● DATA TO PROCESS
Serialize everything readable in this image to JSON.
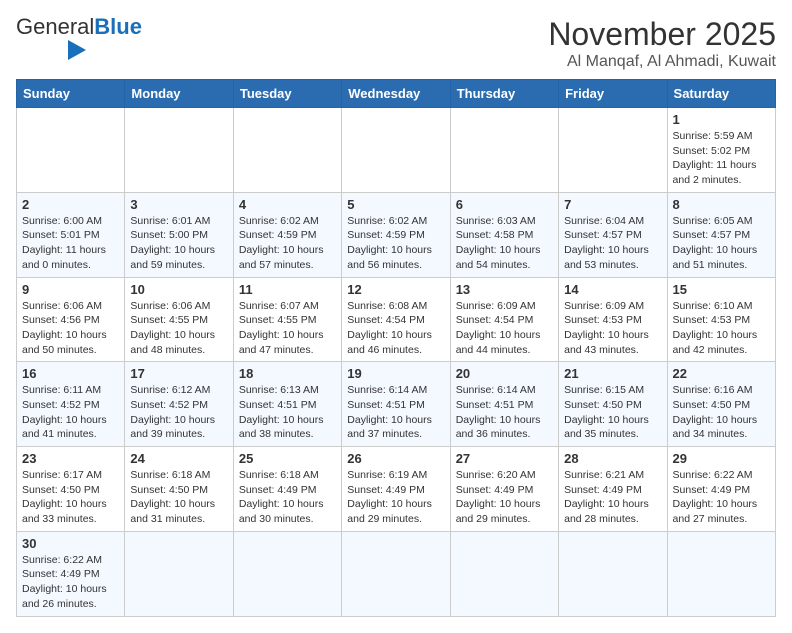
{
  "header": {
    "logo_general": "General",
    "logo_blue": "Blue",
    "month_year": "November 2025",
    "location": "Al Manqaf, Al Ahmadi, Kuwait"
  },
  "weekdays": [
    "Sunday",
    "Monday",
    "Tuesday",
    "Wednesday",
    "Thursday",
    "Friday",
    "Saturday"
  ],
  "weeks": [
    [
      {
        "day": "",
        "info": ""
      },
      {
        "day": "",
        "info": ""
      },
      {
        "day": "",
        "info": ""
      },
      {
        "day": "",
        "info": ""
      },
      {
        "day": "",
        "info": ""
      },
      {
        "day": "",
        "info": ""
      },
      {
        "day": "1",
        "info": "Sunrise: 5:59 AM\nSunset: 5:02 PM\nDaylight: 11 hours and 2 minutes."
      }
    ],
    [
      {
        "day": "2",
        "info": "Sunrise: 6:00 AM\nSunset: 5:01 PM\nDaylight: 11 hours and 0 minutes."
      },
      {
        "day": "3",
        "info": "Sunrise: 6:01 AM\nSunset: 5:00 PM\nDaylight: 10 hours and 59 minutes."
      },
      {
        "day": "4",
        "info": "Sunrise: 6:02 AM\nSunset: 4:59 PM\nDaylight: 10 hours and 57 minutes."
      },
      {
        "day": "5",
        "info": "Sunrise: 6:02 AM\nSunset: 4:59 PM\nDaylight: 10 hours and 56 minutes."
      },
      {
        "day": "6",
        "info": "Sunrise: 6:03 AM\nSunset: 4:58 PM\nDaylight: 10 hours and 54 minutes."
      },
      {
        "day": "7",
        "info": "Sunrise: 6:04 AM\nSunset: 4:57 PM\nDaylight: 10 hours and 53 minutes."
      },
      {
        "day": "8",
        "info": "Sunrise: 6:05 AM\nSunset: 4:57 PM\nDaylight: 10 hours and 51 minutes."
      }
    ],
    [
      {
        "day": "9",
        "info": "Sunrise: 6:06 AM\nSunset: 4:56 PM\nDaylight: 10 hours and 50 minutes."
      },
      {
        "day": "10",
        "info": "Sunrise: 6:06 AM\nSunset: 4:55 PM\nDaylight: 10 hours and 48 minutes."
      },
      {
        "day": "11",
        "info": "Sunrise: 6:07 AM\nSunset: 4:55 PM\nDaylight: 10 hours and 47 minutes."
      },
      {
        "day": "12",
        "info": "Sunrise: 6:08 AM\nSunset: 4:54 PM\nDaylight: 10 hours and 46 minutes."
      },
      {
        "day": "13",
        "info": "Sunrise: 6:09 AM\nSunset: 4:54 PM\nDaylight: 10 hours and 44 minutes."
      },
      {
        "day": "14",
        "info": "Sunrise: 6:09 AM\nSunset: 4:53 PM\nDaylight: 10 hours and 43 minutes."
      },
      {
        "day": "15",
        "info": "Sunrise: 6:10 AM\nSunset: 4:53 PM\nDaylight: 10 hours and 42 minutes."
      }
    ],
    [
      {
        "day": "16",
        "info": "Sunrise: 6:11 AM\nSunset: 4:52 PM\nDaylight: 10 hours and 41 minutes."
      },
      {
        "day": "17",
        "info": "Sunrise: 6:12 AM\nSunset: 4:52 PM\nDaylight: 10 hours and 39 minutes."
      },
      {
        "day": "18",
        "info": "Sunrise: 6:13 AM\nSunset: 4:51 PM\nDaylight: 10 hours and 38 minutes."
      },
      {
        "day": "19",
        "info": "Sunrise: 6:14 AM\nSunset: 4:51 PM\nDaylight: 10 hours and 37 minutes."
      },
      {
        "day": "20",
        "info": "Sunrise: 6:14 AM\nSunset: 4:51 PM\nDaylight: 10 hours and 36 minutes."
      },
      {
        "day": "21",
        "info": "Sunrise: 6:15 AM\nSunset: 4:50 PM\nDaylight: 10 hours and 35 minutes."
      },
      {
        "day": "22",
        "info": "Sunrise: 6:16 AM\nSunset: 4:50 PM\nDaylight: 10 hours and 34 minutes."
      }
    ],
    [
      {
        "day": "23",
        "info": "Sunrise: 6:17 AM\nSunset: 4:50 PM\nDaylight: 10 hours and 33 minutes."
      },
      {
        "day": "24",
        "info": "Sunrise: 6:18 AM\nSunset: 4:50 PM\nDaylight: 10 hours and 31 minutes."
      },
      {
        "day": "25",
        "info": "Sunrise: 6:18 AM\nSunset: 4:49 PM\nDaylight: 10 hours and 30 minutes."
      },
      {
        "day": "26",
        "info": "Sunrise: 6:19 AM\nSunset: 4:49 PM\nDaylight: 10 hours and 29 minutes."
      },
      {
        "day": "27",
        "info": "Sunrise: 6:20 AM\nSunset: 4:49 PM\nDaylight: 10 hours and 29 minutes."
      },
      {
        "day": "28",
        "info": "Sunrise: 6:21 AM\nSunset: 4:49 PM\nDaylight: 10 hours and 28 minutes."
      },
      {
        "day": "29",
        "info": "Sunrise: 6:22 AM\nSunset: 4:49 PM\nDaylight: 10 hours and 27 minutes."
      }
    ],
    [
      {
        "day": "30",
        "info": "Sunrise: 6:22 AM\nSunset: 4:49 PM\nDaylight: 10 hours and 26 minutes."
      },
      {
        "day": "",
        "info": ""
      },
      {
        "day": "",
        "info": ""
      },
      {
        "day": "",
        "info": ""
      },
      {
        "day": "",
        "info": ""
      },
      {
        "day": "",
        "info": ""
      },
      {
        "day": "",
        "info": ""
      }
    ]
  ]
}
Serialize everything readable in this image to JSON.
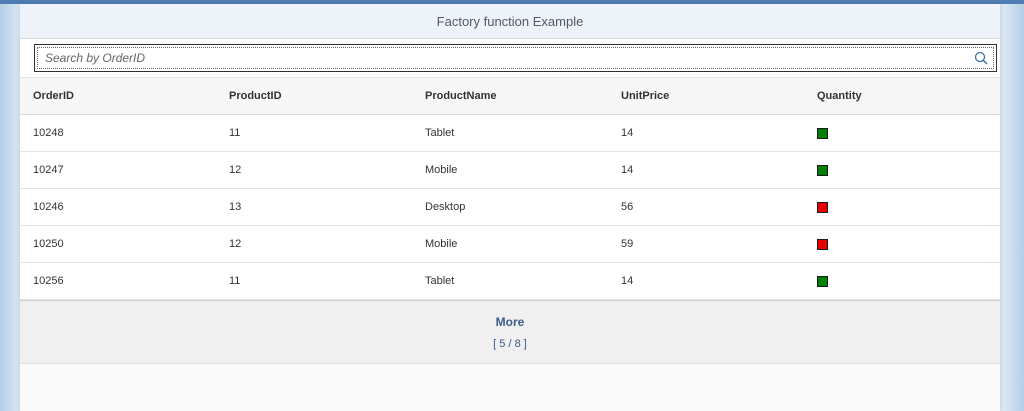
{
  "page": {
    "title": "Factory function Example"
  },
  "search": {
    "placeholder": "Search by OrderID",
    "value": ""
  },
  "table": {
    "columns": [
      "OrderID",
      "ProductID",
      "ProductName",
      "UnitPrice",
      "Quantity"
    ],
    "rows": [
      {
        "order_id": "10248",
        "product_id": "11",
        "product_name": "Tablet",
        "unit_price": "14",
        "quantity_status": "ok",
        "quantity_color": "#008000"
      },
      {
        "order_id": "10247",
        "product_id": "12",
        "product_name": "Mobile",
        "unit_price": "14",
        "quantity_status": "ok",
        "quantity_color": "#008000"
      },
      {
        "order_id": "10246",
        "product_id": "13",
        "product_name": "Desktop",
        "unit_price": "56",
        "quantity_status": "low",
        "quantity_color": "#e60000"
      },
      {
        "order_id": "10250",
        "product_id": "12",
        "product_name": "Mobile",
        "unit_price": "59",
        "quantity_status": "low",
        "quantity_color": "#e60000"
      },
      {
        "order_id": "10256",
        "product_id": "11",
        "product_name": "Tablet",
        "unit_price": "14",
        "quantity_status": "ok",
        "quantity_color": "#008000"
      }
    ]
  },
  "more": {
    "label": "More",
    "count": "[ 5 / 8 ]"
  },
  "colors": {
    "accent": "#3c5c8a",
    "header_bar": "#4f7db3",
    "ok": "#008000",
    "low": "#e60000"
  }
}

● GOAL
Copy the records above exactly. The pictures are not part of the copy.

● REPLY TO THE EXERCISE
Serialize everything readable in this image to JSON.
{
  "header": {
    "logo_general": "General",
    "logo_blue": "Blue",
    "month_year": "November 2025",
    "location": "Al Manqaf, Al Ahmadi, Kuwait"
  },
  "weekdays": [
    "Sunday",
    "Monday",
    "Tuesday",
    "Wednesday",
    "Thursday",
    "Friday",
    "Saturday"
  ],
  "weeks": [
    [
      {
        "day": "",
        "info": ""
      },
      {
        "day": "",
        "info": ""
      },
      {
        "day": "",
        "info": ""
      },
      {
        "day": "",
        "info": ""
      },
      {
        "day": "",
        "info": ""
      },
      {
        "day": "",
        "info": ""
      },
      {
        "day": "1",
        "info": "Sunrise: 5:59 AM\nSunset: 5:02 PM\nDaylight: 11 hours and 2 minutes."
      }
    ],
    [
      {
        "day": "2",
        "info": "Sunrise: 6:00 AM\nSunset: 5:01 PM\nDaylight: 11 hours and 0 minutes."
      },
      {
        "day": "3",
        "info": "Sunrise: 6:01 AM\nSunset: 5:00 PM\nDaylight: 10 hours and 59 minutes."
      },
      {
        "day": "4",
        "info": "Sunrise: 6:02 AM\nSunset: 4:59 PM\nDaylight: 10 hours and 57 minutes."
      },
      {
        "day": "5",
        "info": "Sunrise: 6:02 AM\nSunset: 4:59 PM\nDaylight: 10 hours and 56 minutes."
      },
      {
        "day": "6",
        "info": "Sunrise: 6:03 AM\nSunset: 4:58 PM\nDaylight: 10 hours and 54 minutes."
      },
      {
        "day": "7",
        "info": "Sunrise: 6:04 AM\nSunset: 4:57 PM\nDaylight: 10 hours and 53 minutes."
      },
      {
        "day": "8",
        "info": "Sunrise: 6:05 AM\nSunset: 4:57 PM\nDaylight: 10 hours and 51 minutes."
      }
    ],
    [
      {
        "day": "9",
        "info": "Sunrise: 6:06 AM\nSunset: 4:56 PM\nDaylight: 10 hours and 50 minutes."
      },
      {
        "day": "10",
        "info": "Sunrise: 6:06 AM\nSunset: 4:55 PM\nDaylight: 10 hours and 48 minutes."
      },
      {
        "day": "11",
        "info": "Sunrise: 6:07 AM\nSunset: 4:55 PM\nDaylight: 10 hours and 47 minutes."
      },
      {
        "day": "12",
        "info": "Sunrise: 6:08 AM\nSunset: 4:54 PM\nDaylight: 10 hours and 46 minutes."
      },
      {
        "day": "13",
        "info": "Sunrise: 6:09 AM\nSunset: 4:54 PM\nDaylight: 10 hours and 44 minutes."
      },
      {
        "day": "14",
        "info": "Sunrise: 6:09 AM\nSunset: 4:53 PM\nDaylight: 10 hours and 43 minutes."
      },
      {
        "day": "15",
        "info": "Sunrise: 6:10 AM\nSunset: 4:53 PM\nDaylight: 10 hours and 42 minutes."
      }
    ],
    [
      {
        "day": "16",
        "info": "Sunrise: 6:11 AM\nSunset: 4:52 PM\nDaylight: 10 hours and 41 minutes."
      },
      {
        "day": "17",
        "info": "Sunrise: 6:12 AM\nSunset: 4:52 PM\nDaylight: 10 hours and 39 minutes."
      },
      {
        "day": "18",
        "info": "Sunrise: 6:13 AM\nSunset: 4:51 PM\nDaylight: 10 hours and 38 minutes."
      },
      {
        "day": "19",
        "info": "Sunrise: 6:14 AM\nSunset: 4:51 PM\nDaylight: 10 hours and 37 minutes."
      },
      {
        "day": "20",
        "info": "Sunrise: 6:14 AM\nSunset: 4:51 PM\nDaylight: 10 hours and 36 minutes."
      },
      {
        "day": "21",
        "info": "Sunrise: 6:15 AM\nSunset: 4:50 PM\nDaylight: 10 hours and 35 minutes."
      },
      {
        "day": "22",
        "info": "Sunrise: 6:16 AM\nSunset: 4:50 PM\nDaylight: 10 hours and 34 minutes."
      }
    ],
    [
      {
        "day": "23",
        "info": "Sunrise: 6:17 AM\nSunset: 4:50 PM\nDaylight: 10 hours and 33 minutes."
      },
      {
        "day": "24",
        "info": "Sunrise: 6:18 AM\nSunset: 4:50 PM\nDaylight: 10 hours and 31 minutes."
      },
      {
        "day": "25",
        "info": "Sunrise: 6:18 AM\nSunset: 4:49 PM\nDaylight: 10 hours and 30 minutes."
      },
      {
        "day": "26",
        "info": "Sunrise: 6:19 AM\nSunset: 4:49 PM\nDaylight: 10 hours and 29 minutes."
      },
      {
        "day": "27",
        "info": "Sunrise: 6:20 AM\nSunset: 4:49 PM\nDaylight: 10 hours and 29 minutes."
      },
      {
        "day": "28",
        "info": "Sunrise: 6:21 AM\nSunset: 4:49 PM\nDaylight: 10 hours and 28 minutes."
      },
      {
        "day": "29",
        "info": "Sunrise: 6:22 AM\nSunset: 4:49 PM\nDaylight: 10 hours and 27 minutes."
      }
    ],
    [
      {
        "day": "30",
        "info": "Sunrise: 6:22 AM\nSunset: 4:49 PM\nDaylight: 10 hours and 26 minutes."
      },
      {
        "day": "",
        "info": ""
      },
      {
        "day": "",
        "info": ""
      },
      {
        "day": "",
        "info": ""
      },
      {
        "day": "",
        "info": ""
      },
      {
        "day": "",
        "info": ""
      },
      {
        "day": "",
        "info": ""
      }
    ]
  ]
}
Serialize everything readable in this image to JSON.
{
  "page": {
    "title": "Factory function Example"
  },
  "search": {
    "placeholder": "Search by OrderID",
    "value": ""
  },
  "table": {
    "columns": [
      "OrderID",
      "ProductID",
      "ProductName",
      "UnitPrice",
      "Quantity"
    ],
    "rows": [
      {
        "order_id": "10248",
        "product_id": "11",
        "product_name": "Tablet",
        "unit_price": "14",
        "quantity_status": "ok",
        "quantity_color": "#008000"
      },
      {
        "order_id": "10247",
        "product_id": "12",
        "product_name": "Mobile",
        "unit_price": "14",
        "quantity_status": "ok",
        "quantity_color": "#008000"
      },
      {
        "order_id": "10246",
        "product_id": "13",
        "product_name": "Desktop",
        "unit_price": "56",
        "quantity_status": "low",
        "quantity_color": "#e60000"
      },
      {
        "order_id": "10250",
        "product_id": "12",
        "product_name": "Mobile",
        "unit_price": "59",
        "quantity_status": "low",
        "quantity_color": "#e60000"
      },
      {
        "order_id": "10256",
        "product_id": "11",
        "product_name": "Tablet",
        "unit_price": "14",
        "quantity_status": "ok",
        "quantity_color": "#008000"
      }
    ]
  },
  "more": {
    "label": "More",
    "count": "[ 5 / 8 ]"
  },
  "colors": {
    "accent": "#3c5c8a",
    "header_bar": "#4f7db3",
    "ok": "#008000",
    "low": "#e60000"
  }
}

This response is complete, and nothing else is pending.